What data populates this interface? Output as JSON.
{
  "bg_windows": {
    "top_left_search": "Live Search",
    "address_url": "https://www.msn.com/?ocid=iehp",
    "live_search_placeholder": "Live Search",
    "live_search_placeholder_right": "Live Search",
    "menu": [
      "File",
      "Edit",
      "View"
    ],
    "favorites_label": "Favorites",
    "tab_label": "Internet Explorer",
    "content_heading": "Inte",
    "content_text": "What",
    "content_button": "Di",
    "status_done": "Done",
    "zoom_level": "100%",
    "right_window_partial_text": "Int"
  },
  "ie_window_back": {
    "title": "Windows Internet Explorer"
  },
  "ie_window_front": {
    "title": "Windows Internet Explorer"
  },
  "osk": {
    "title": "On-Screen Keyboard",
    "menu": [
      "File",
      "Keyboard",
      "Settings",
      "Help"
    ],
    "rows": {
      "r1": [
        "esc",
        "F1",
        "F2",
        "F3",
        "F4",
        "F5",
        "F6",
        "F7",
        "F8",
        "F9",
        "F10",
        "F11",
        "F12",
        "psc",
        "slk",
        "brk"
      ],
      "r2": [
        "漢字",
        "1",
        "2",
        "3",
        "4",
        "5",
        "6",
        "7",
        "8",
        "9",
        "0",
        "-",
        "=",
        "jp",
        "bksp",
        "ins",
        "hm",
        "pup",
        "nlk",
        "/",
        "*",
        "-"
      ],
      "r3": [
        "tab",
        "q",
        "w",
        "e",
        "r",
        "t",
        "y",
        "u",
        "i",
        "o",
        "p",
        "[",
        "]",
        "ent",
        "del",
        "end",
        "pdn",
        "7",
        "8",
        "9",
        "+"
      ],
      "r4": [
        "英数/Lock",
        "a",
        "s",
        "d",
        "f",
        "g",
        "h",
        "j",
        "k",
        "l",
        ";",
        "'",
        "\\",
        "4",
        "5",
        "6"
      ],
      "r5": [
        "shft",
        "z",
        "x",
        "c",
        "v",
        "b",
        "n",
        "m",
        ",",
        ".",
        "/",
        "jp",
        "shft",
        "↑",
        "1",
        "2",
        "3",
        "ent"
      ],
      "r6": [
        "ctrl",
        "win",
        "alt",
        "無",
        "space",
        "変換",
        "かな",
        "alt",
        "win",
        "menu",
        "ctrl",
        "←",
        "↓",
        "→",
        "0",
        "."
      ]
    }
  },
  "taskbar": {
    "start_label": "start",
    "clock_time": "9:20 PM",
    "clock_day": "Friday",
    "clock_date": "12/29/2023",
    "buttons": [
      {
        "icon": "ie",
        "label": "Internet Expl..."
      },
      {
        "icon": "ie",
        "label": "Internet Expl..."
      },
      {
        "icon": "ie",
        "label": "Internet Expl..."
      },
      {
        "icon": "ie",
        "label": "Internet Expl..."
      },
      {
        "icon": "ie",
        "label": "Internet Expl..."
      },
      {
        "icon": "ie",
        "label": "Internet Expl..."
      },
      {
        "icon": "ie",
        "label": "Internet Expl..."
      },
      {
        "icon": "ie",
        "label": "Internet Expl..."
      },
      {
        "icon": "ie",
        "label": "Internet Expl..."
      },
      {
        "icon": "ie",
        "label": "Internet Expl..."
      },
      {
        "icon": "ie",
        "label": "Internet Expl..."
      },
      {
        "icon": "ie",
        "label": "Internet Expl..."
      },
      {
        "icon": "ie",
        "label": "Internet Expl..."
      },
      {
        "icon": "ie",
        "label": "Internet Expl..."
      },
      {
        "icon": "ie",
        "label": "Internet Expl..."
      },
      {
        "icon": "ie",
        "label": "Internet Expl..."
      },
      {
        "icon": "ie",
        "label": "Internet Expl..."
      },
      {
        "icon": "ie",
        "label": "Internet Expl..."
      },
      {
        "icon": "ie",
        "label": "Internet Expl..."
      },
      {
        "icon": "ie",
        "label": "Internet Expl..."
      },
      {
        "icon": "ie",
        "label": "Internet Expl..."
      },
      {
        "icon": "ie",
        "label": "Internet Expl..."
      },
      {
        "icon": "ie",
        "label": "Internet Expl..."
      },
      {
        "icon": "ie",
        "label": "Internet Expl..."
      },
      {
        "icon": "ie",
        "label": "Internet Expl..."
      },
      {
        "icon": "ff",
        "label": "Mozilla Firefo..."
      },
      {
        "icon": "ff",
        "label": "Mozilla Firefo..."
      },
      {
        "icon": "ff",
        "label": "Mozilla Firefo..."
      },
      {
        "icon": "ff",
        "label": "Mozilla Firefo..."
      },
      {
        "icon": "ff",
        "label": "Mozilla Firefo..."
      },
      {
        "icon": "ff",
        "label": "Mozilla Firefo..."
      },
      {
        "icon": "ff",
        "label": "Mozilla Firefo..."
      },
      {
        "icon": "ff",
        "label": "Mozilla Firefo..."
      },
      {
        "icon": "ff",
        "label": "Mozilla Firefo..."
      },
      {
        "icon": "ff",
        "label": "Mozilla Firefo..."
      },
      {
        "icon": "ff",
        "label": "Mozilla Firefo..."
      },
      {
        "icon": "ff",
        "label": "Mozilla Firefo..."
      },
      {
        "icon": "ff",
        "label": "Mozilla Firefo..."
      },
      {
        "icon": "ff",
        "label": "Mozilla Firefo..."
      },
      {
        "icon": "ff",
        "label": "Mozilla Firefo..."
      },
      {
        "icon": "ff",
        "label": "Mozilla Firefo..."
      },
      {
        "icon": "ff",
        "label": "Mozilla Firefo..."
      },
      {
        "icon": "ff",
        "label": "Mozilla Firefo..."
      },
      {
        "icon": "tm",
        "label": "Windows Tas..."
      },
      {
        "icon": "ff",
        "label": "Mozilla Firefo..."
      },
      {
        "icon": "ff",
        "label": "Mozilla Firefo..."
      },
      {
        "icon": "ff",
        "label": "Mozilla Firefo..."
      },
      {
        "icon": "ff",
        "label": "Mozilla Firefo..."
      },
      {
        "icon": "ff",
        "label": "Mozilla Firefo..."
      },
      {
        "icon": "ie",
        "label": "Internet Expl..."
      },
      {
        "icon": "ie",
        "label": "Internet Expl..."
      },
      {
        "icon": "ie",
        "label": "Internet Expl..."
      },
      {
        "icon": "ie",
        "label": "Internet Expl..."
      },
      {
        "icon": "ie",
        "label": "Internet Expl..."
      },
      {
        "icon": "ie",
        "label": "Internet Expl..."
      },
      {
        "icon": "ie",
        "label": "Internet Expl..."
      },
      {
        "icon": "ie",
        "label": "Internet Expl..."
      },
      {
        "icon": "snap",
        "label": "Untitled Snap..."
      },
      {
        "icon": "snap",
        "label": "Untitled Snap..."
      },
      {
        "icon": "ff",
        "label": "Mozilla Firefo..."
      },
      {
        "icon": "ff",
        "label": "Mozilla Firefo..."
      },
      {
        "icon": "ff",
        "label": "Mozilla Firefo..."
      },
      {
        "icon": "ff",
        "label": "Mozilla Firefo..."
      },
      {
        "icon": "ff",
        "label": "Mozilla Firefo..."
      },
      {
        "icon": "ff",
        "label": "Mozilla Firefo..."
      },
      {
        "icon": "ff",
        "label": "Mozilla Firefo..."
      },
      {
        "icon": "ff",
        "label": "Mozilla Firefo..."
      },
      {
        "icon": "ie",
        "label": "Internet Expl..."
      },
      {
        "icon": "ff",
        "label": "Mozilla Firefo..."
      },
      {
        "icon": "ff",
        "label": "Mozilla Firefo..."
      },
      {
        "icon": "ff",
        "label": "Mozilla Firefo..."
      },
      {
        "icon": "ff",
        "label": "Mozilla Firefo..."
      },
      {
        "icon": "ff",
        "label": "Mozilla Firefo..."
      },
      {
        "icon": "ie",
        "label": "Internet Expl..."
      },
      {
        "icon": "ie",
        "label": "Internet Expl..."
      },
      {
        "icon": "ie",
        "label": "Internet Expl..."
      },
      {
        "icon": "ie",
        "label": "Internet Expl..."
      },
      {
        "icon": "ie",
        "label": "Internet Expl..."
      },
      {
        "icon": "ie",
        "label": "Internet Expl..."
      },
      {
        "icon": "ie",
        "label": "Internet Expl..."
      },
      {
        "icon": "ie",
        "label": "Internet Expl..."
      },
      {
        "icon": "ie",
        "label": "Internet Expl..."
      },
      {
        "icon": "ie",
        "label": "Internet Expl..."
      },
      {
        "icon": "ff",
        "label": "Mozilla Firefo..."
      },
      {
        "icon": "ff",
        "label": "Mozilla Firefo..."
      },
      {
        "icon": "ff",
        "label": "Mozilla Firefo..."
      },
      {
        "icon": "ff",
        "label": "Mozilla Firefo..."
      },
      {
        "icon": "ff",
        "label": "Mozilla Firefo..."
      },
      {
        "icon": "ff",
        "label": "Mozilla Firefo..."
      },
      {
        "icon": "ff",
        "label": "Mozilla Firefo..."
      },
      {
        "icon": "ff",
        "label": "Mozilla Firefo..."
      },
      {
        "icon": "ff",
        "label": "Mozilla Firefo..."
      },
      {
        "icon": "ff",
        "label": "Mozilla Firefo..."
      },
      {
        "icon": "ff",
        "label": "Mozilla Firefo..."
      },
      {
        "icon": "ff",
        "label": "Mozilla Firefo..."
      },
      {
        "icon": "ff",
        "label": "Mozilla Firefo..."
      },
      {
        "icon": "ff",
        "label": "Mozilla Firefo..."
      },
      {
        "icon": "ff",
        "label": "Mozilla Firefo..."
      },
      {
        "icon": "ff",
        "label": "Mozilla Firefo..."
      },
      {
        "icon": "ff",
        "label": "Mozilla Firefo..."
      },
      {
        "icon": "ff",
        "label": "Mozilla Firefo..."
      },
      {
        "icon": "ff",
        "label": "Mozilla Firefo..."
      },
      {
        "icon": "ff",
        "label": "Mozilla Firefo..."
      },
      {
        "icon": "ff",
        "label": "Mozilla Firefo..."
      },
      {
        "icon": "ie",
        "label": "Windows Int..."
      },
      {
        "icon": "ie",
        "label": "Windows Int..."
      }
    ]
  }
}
---
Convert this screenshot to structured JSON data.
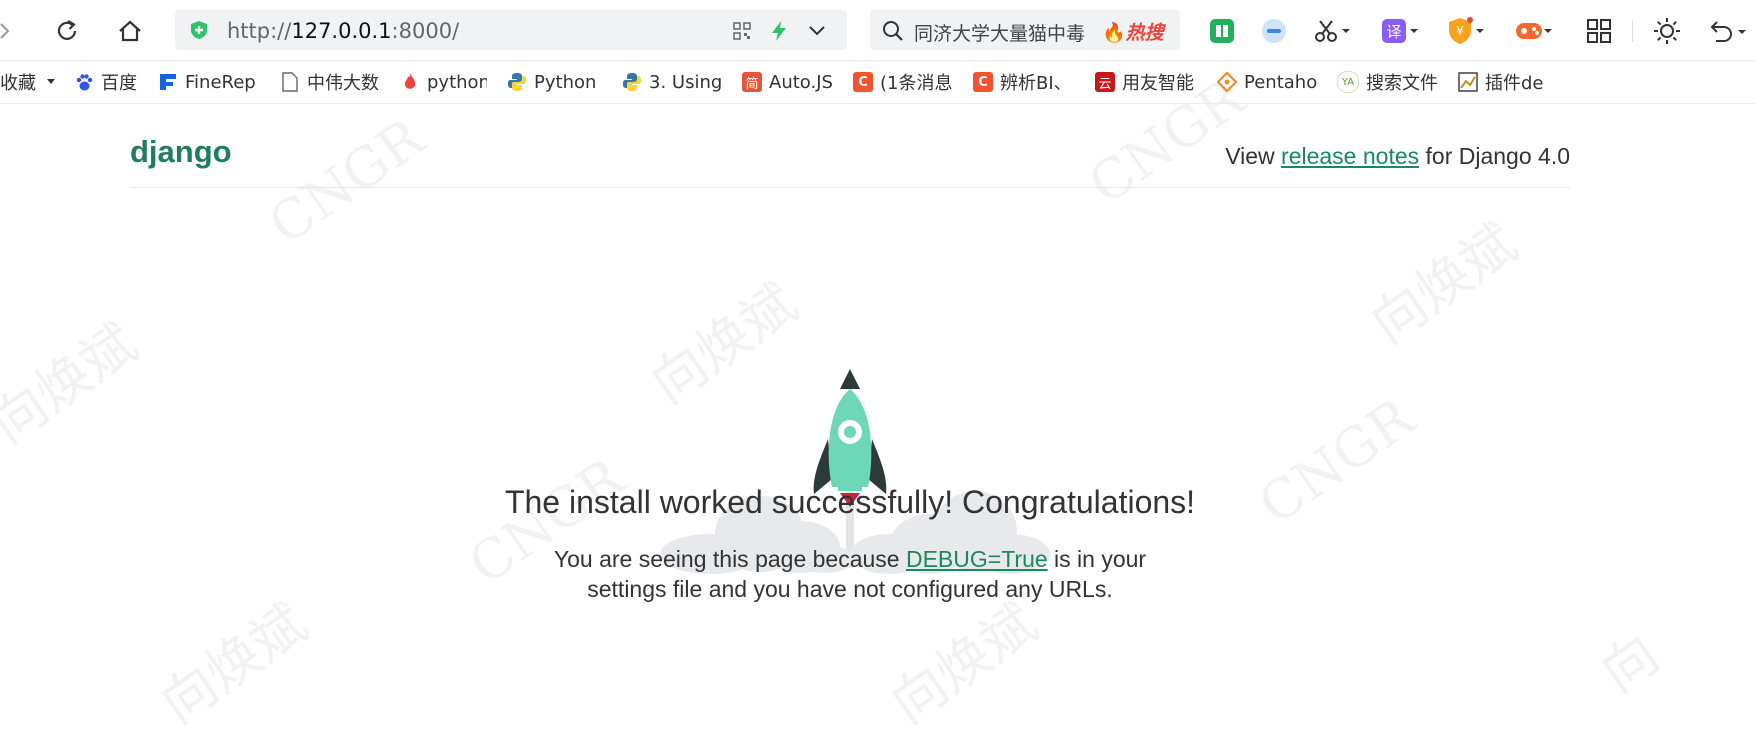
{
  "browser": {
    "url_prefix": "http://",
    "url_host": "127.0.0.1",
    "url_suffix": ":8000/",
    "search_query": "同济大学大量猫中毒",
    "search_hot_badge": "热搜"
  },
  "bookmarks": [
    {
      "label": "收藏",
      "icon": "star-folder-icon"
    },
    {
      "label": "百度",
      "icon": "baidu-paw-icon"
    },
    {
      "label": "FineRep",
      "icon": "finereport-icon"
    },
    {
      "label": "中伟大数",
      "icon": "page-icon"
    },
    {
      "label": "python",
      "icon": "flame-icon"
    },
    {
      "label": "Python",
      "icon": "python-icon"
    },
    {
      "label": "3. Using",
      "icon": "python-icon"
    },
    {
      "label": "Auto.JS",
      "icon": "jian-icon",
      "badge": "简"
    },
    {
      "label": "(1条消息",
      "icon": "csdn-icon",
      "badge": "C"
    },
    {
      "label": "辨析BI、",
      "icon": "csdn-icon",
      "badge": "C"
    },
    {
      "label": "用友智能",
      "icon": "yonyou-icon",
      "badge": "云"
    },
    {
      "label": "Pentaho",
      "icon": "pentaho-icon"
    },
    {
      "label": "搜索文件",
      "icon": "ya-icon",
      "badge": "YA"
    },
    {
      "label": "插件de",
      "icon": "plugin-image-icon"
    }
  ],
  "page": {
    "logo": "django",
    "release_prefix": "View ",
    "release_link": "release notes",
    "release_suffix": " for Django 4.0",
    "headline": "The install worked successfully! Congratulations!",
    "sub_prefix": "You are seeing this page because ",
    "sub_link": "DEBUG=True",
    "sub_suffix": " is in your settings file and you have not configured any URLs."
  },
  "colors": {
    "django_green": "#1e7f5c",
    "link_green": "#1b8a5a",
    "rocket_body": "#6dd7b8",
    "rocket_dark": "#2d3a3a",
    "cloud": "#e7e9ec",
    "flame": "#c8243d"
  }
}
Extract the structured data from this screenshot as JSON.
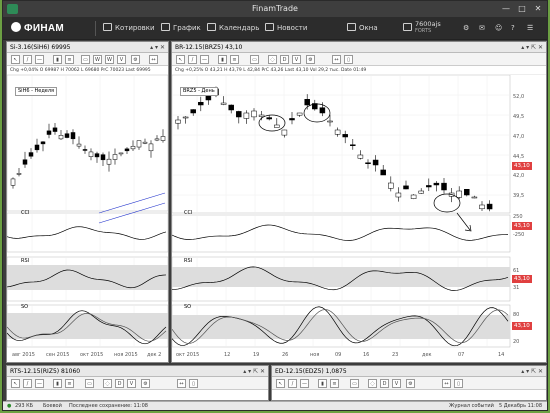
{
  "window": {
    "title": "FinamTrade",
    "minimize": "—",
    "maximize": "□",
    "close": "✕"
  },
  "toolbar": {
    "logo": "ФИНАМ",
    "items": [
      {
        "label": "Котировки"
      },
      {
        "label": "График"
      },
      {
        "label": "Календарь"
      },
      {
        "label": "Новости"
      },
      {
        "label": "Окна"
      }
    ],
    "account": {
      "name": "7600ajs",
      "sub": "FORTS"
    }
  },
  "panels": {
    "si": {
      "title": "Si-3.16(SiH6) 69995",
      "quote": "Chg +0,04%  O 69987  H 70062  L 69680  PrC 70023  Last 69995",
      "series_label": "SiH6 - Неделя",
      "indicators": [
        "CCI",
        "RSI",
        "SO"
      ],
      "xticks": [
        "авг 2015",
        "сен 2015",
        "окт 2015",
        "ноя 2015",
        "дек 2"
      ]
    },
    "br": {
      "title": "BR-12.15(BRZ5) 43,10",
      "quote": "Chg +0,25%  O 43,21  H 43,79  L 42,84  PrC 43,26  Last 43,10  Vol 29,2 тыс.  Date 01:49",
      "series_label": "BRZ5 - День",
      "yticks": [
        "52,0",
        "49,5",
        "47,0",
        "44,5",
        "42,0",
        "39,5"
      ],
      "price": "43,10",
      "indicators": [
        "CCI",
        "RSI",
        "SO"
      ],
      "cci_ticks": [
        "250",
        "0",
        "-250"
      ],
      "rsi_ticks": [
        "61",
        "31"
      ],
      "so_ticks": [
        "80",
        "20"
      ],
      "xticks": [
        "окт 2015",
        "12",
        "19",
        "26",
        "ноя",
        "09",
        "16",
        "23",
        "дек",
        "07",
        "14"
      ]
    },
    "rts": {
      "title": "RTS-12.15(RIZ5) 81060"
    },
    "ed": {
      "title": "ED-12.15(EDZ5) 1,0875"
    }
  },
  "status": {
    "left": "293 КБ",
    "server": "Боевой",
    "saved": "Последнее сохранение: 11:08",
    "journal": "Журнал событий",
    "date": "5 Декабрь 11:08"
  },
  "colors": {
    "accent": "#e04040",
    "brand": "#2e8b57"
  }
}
...
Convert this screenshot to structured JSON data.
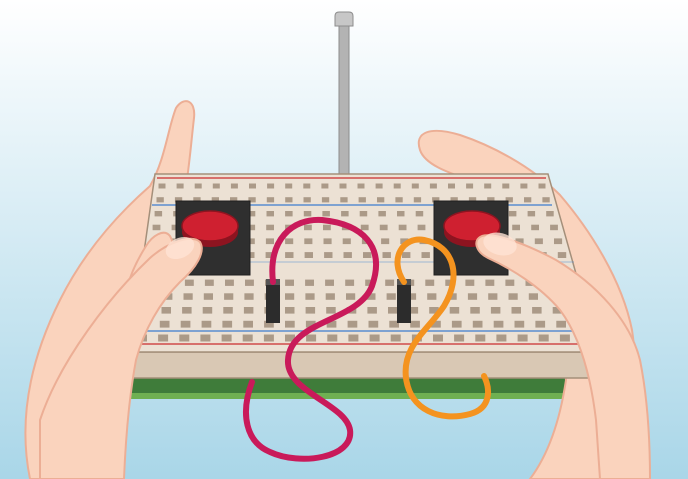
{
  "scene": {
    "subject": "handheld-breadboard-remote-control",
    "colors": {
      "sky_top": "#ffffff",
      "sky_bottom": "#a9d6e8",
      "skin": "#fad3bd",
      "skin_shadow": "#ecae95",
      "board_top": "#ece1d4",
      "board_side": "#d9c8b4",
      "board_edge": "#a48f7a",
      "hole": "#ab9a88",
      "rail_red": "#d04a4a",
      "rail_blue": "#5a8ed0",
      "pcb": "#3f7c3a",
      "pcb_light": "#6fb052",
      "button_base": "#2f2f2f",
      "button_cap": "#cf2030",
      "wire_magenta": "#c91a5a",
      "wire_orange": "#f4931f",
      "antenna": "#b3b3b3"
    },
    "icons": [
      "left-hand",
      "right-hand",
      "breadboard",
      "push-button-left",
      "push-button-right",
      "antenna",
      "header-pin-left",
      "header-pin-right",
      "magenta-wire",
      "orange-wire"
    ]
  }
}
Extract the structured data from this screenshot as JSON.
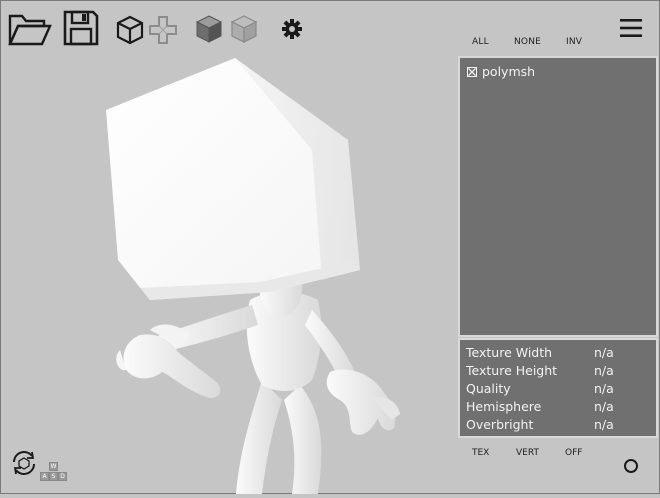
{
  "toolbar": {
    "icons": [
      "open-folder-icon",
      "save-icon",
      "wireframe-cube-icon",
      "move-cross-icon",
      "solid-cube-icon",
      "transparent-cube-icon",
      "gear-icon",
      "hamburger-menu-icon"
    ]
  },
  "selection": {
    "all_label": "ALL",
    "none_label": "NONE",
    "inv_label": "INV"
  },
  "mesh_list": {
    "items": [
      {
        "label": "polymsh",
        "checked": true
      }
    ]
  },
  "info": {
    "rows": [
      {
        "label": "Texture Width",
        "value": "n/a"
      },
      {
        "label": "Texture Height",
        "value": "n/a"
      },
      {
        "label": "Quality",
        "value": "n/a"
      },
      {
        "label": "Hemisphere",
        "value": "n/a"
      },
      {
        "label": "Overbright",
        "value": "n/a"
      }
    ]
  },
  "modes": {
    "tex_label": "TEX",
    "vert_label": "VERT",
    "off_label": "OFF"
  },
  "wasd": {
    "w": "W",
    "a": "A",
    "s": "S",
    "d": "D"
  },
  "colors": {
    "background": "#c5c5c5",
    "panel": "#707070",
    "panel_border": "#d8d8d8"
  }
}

** Directions for this task **
Show all lines from the data above in which the word "quote" appears.

** Worked answer **
      "quote": "Chg +0,04%  O 69987  H 70062  L 69680  PrC 70023  Last 69995",
      "quote": "Chg +0,25%  O 43,21  H 43,79  L 42,84  PrC 43,26  Last 43,10  Vol 29,2 тыс.  Date 01:49",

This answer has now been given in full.